MATERIAL PROVIDED:
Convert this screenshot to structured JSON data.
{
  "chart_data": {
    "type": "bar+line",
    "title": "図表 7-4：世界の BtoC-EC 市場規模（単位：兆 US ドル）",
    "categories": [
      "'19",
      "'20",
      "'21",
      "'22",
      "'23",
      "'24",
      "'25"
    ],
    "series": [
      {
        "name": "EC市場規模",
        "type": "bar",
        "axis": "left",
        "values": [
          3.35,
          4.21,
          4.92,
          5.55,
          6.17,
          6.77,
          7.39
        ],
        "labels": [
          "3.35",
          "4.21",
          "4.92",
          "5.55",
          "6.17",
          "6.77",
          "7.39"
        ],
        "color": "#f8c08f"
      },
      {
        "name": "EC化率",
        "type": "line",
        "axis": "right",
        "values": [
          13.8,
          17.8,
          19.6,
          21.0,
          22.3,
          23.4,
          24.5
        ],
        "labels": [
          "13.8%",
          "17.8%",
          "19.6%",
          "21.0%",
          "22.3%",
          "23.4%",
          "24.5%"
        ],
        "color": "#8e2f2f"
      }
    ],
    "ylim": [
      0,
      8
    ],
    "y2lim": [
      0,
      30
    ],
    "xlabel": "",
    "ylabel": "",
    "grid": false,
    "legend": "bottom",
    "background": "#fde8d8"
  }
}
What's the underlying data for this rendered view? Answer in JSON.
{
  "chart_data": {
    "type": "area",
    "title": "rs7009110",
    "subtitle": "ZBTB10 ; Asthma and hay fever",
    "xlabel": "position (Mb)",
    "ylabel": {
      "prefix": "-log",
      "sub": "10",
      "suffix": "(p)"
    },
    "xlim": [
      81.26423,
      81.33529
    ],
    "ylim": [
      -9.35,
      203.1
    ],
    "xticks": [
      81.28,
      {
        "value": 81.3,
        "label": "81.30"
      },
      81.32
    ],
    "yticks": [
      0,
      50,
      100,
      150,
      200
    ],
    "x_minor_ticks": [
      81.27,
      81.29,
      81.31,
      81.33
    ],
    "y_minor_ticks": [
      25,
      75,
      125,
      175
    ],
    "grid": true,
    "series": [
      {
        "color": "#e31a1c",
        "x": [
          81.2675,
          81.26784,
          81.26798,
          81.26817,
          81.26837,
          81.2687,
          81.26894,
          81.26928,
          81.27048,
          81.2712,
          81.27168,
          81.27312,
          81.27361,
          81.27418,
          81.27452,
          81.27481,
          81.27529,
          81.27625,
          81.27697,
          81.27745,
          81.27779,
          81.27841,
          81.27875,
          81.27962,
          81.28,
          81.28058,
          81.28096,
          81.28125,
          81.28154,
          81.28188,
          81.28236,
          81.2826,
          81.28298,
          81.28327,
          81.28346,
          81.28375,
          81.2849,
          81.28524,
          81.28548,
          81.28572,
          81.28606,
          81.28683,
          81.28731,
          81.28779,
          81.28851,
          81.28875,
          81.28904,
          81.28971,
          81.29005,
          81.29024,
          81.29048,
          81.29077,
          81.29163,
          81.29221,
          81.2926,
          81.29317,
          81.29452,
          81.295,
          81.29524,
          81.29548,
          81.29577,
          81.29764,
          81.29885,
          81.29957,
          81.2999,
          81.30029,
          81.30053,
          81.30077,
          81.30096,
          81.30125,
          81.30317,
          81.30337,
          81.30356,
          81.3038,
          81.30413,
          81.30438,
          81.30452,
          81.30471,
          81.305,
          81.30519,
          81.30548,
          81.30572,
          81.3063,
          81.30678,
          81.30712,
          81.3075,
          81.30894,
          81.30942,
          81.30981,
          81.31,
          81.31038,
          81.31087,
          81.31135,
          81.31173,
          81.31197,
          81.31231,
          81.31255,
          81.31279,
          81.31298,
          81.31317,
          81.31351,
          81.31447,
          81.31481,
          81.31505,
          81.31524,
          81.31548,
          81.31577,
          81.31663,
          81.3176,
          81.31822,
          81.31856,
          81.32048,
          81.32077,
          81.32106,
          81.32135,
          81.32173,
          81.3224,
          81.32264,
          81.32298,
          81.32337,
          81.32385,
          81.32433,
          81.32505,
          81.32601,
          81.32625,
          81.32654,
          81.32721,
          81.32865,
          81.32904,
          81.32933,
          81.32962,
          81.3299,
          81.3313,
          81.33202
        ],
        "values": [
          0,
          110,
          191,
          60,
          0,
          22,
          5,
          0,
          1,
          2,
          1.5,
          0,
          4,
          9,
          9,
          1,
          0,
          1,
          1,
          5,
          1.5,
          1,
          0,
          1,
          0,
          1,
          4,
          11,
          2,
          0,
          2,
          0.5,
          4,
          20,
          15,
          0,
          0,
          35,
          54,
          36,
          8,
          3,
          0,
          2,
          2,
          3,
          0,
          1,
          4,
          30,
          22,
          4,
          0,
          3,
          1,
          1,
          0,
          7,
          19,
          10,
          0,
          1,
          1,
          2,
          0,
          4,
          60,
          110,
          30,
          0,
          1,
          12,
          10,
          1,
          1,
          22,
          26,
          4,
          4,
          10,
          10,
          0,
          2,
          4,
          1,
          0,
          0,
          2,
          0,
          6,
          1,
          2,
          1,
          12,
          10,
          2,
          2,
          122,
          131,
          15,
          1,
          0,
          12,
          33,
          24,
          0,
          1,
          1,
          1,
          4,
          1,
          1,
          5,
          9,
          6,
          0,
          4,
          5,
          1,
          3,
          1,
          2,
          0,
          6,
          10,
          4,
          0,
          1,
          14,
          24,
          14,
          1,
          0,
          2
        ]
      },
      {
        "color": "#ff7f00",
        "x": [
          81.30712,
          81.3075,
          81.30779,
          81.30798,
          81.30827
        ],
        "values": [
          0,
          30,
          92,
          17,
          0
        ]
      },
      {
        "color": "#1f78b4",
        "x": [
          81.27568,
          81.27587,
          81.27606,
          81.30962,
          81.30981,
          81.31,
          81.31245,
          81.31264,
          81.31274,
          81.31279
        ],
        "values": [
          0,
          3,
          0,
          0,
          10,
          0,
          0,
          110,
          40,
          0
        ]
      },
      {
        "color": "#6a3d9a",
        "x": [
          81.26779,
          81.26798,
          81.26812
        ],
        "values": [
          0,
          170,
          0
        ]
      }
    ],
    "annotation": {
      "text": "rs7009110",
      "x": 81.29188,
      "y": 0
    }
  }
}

SHORT PROBLEM: Go through the listing and copy all of it exactly.

COMPLETE ANSWER:
Convert this screenshot to structured JSON data.
{
  "chart_data": {
    "type": "bar+line",
    "title": "図表 7-4：世界の BtoC-EC 市場規模（単位：兆 US ドル）",
    "categories": [
      "'19",
      "'20",
      "'21",
      "'22",
      "'23",
      "'24",
      "'25"
    ],
    "series": [
      {
        "name": "EC市場規模",
        "type": "bar",
        "axis": "left",
        "values": [
          3.35,
          4.21,
          4.92,
          5.55,
          6.17,
          6.77,
          7.39
        ],
        "labels": [
          "3.35",
          "4.21",
          "4.92",
          "5.55",
          "6.17",
          "6.77",
          "7.39"
        ],
        "color": "#f8c08f"
      },
      {
        "name": "EC化率",
        "type": "line",
        "axis": "right",
        "values": [
          13.8,
          17.8,
          19.6,
          21.0,
          22.3,
          23.4,
          24.5
        ],
        "labels": [
          "13.8%",
          "17.8%",
          "19.6%",
          "21.0%",
          "22.3%",
          "23.4%",
          "24.5%"
        ],
        "color": "#8e2f2f"
      }
    ],
    "ylim": [
      0,
      8
    ],
    "y2lim": [
      0,
      30
    ],
    "xlabel": "",
    "ylabel": "",
    "grid": false,
    "legend": "bottom",
    "background": "#fde8d8"
  }
}
What's the underlying data for this rendered view? Answer in JSON.
{
  "chart_data": {
    "type": "area",
    "title": "rs7009110",
    "subtitle": "ZBTB10 ; Asthma and hay fever",
    "xlabel": "position (Mb)",
    "ylabel": {
      "prefix": "-log",
      "sub": "10",
      "suffix": "(p)"
    },
    "xlim": [
      81.26423,
      81.33529
    ],
    "ylim": [
      -9.35,
      203.1
    ],
    "xticks": [
      81.28,
      {
        "value": 81.3,
        "label": "81.30"
      },
      81.32
    ],
    "yticks": [
      0,
      50,
      100,
      150,
      200
    ],
    "x_minor_ticks": [
      81.27,
      81.29,
      81.31,
      81.33
    ],
    "y_minor_ticks": [
      25,
      75,
      125,
      175
    ],
    "grid": true,
    "series": [
      {
        "color": "#e31a1c",
        "x": [
          81.2675,
          81.26784,
          81.26798,
          81.26817,
          81.26837,
          81.2687,
          81.26894,
          81.26928,
          81.27048,
          81.2712,
          81.27168,
          81.27312,
          81.27361,
          81.27418,
          81.27452,
          81.27481,
          81.27529,
          81.27625,
          81.27697,
          81.27745,
          81.27779,
          81.27841,
          81.27875,
          81.27962,
          81.28,
          81.28058,
          81.28096,
          81.28125,
          81.28154,
          81.28188,
          81.28236,
          81.2826,
          81.28298,
          81.28327,
          81.28346,
          81.28375,
          81.2849,
          81.28524,
          81.28548,
          81.28572,
          81.28606,
          81.28683,
          81.28731,
          81.28779,
          81.28851,
          81.28875,
          81.28904,
          81.28971,
          81.29005,
          81.29024,
          81.29048,
          81.29077,
          81.29163,
          81.29221,
          81.2926,
          81.29317,
          81.29452,
          81.295,
          81.29524,
          81.29548,
          81.29577,
          81.29764,
          81.29885,
          81.29957,
          81.2999,
          81.30029,
          81.30053,
          81.30077,
          81.30096,
          81.30125,
          81.30317,
          81.30337,
          81.30356,
          81.3038,
          81.30413,
          81.30438,
          81.30452,
          81.30471,
          81.305,
          81.30519,
          81.30548,
          81.30572,
          81.3063,
          81.30678,
          81.30712,
          81.3075,
          81.30894,
          81.30942,
          81.30981,
          81.31,
          81.31038,
          81.31087,
          81.31135,
          81.31173,
          81.31197,
          81.31231,
          81.31255,
          81.31279,
          81.31298,
          81.31317,
          81.31351,
          81.31447,
          81.31481,
          81.31505,
          81.31524,
          81.31548,
          81.31577,
          81.31663,
          81.3176,
          81.31822,
          81.31856,
          81.32048,
          81.32077,
          81.32106,
          81.32135,
          81.32173,
          81.3224,
          81.32264,
          81.32298,
          81.32337,
          81.32385,
          81.32433,
          81.32505,
          81.32601,
          81.32625,
          81.32654,
          81.32721,
          81.32865,
          81.32904,
          81.32933,
          81.32962,
          81.3299,
          81.3313,
          81.33202
        ],
        "values": [
          0,
          110,
          191,
          60,
          0,
          22,
          5,
          0,
          1,
          2,
          1.5,
          0,
          4,
          9,
          9,
          1,
          0,
          1,
          1,
          5,
          1.5,
          1,
          0,
          1,
          0,
          1,
          4,
          11,
          2,
          0,
          2,
          0.5,
          4,
          20,
          15,
          0,
          0,
          35,
          54,
          36,
          8,
          3,
          0,
          2,
          2,
          3,
          0,
          1,
          4,
          30,
          22,
          4,
          0,
          3,
          1,
          1,
          0,
          7,
          19,
          10,
          0,
          1,
          1,
          2,
          0,
          4,
          60,
          110,
          30,
          0,
          1,
          12,
          10,
          1,
          1,
          22,
          26,
          4,
          4,
          10,
          10,
          0,
          2,
          4,
          1,
          0,
          0,
          2,
          0,
          6,
          1,
          2,
          1,
          12,
          10,
          2,
          2,
          122,
          131,
          15,
          1,
          0,
          12,
          33,
          24,
          0,
          1,
          1,
          1,
          4,
          1,
          1,
          5,
          9,
          6,
          0,
          4,
          5,
          1,
          3,
          1,
          2,
          0,
          6,
          10,
          4,
          0,
          1,
          14,
          24,
          14,
          1,
          0,
          2
        ]
      },
      {
        "color": "#ff7f00",
        "x": [
          81.30712,
          81.3075,
          81.30779,
          81.30798,
          81.30827
        ],
        "values": [
          0,
          30,
          92,
          17,
          0
        ]
      },
      {
        "color": "#1f78b4",
        "x": [
          81.27568,
          81.27587,
          81.27606,
          81.30962,
          81.30981,
          81.31,
          81.31245,
          81.31264,
          81.31274,
          81.31279
        ],
        "values": [
          0,
          3,
          0,
          0,
          10,
          0,
          0,
          110,
          40,
          0
        ]
      },
      {
        "color": "#6a3d9a",
        "x": [
          81.26779,
          81.26798,
          81.26812
        ],
        "values": [
          0,
          170,
          0
        ]
      }
    ],
    "annotation": {
      "text": "rs7009110",
      "x": 81.29188,
      "y": 0
    }
  }
}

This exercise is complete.